■ **The exercise**:
Copy each line below without leaving any out.

(Stored entries)
- - - - -
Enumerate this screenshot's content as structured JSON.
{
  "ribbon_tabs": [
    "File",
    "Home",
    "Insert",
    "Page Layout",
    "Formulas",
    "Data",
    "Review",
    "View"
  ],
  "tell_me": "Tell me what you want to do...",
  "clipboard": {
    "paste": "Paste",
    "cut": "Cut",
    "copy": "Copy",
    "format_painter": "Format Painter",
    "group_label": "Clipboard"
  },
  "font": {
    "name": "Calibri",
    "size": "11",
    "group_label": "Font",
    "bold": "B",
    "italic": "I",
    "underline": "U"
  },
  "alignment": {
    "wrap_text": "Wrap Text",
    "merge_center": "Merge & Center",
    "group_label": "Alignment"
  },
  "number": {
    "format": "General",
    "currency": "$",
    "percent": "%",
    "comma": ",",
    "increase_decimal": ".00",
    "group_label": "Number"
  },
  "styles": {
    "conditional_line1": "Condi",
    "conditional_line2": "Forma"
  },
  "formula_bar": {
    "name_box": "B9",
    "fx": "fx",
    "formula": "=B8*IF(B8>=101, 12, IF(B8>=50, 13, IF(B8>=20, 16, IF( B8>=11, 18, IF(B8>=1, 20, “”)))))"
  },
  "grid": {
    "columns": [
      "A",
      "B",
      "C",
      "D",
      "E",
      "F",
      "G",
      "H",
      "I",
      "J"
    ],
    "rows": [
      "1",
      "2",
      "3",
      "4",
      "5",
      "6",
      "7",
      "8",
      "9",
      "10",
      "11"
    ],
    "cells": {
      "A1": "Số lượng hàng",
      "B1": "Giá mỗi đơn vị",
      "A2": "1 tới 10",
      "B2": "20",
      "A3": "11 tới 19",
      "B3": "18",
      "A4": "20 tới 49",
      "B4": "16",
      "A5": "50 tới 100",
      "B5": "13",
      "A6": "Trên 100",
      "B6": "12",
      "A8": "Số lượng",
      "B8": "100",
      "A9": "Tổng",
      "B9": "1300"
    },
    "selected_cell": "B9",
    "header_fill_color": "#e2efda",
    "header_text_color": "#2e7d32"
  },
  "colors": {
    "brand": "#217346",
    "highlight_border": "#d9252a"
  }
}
- - - - -
■ **Expected output**:
Enumerate this screenshot's content as structured JSON.
{
  "ribbon_tabs": [
    "File",
    "Home",
    "Insert",
    "Page Layout",
    "Formulas",
    "Data",
    "Review",
    "View"
  ],
  "tell_me": "Tell me what you want to do...",
  "clipboard": {
    "paste": "Paste",
    "cut": "Cut",
    "copy": "Copy",
    "format_painter": "Format Painter",
    "group_label": "Clipboard"
  },
  "font": {
    "name": "Calibri",
    "size": "11",
    "group_label": "Font",
    "bold": "B",
    "italic": "I",
    "underline": "U"
  },
  "alignment": {
    "wrap_text": "Wrap Text",
    "merge_center": "Merge & Center",
    "group_label": "Alignment"
  },
  "number": {
    "format": "General",
    "currency": "$",
    "percent": "%",
    "comma": ",",
    "increase_decimal": ".00",
    "group_label": "Number"
  },
  "styles": {
    "conditional_line1": "Condi",
    "conditional_line2": "Forma"
  },
  "formula_bar": {
    "name_box": "B9",
    "fx": "fx",
    "formula": "=B8*IF(B8>=101, 12, IF(B8>=50, 13, IF(B8>=20, 16, IF( B8>=11, 18, IF(B8>=1, 20, “”)))))"
  },
  "grid": {
    "columns": [
      "A",
      "B",
      "C",
      "D",
      "E",
      "F",
      "G",
      "H",
      "I",
      "J"
    ],
    "rows": [
      "1",
      "2",
      "3",
      "4",
      "5",
      "6",
      "7",
      "8",
      "9",
      "10",
      "11"
    ],
    "cells": {
      "A1": "Số lượng hàng",
      "B1": "Giá mỗi đơn vị",
      "A2": "1 tới 10",
      "B2": "20",
      "A3": "11 tới 19",
      "B3": "18",
      "A4": "20 tới 49",
      "B4": "16",
      "A5": "50 tới 100",
      "B5": "13",
      "A6": "Trên 100",
      "B6": "12",
      "A8": "Số lượng",
      "B8": "100",
      "A9": "Tổng",
      "B9": "1300"
    },
    "selected_cell": "B9",
    "header_fill_color": "#e2efda",
    "header_text_color": "#2e7d32"
  },
  "colors": {
    "brand": "#217346",
    "highlight_border": "#d9252a"
  }
}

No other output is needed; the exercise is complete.